**MATERIALS PROVIDED**:

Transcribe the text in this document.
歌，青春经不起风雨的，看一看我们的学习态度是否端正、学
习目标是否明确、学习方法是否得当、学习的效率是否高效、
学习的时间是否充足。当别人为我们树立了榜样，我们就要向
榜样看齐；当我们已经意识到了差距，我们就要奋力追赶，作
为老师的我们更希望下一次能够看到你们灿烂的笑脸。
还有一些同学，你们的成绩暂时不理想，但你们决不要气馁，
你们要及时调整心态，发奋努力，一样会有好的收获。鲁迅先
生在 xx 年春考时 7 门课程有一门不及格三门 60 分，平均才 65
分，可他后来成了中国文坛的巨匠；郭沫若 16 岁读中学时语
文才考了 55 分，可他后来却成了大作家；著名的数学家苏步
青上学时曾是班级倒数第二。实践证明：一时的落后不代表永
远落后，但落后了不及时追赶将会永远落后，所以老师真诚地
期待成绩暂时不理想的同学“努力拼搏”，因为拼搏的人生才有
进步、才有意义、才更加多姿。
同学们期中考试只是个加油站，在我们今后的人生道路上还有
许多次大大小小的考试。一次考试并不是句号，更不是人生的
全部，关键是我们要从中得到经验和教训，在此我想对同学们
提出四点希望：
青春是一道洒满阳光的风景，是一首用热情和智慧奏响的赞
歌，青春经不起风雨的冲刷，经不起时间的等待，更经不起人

**WORK REQUIRED**: Repeat every record, keeping each word and mark exactly as it is.

**FULL ANSWER**:
Transcribe the text in this document.
歌，青春经不起风雨的，看一看我们的学习态度是否端正、学
习目标是否明确、学习方法是否得当、学习的效率是否高效、
学习的时间是否充足。当别人为我们树立了榜样，我们就要向
榜样看齐；当我们已经意识到了差距，我们就要奋力追赶，作
为老师的我们更希望下一次能够看到你们灿烂的笑脸。
还有一些同学，你们的成绩暂时不理想，但你们决不要气馁，
你们要及时调整心态，发奋努力，一样会有好的收获。鲁迅先
生在 xx 年春考时 7 门课程有一门不及格三门 60 分，平均才 65
分，可他后来成了中国文坛的巨匠；郭沫若 16 岁读中学时语
文才考了 55 分，可他后来却成了大作家；著名的数学家苏步
青上学时曾是班级倒数第二。实践证明：一时的落后不代表永
远落后，但落后了不及时追赶将会永远落后，所以老师真诚地
期待成绩暂时不理想的同学“努力拼搏”，因为拼搏的人生才有
进步、才有意义、才更加多姿。
同学们期中考试只是个加油站，在我们今后的人生道路上还有
许多次大大小小的考试。一次考试并不是句号，更不是人生的
全部，关键是我们要从中得到经验和教训，在此我想对同学们
提出四点希望：
青春是一道洒满阳光的风景，是一首用热情和智慧奏响的赞
歌，青春经不起风雨的冲刷，经不起时间的等待，更经不起人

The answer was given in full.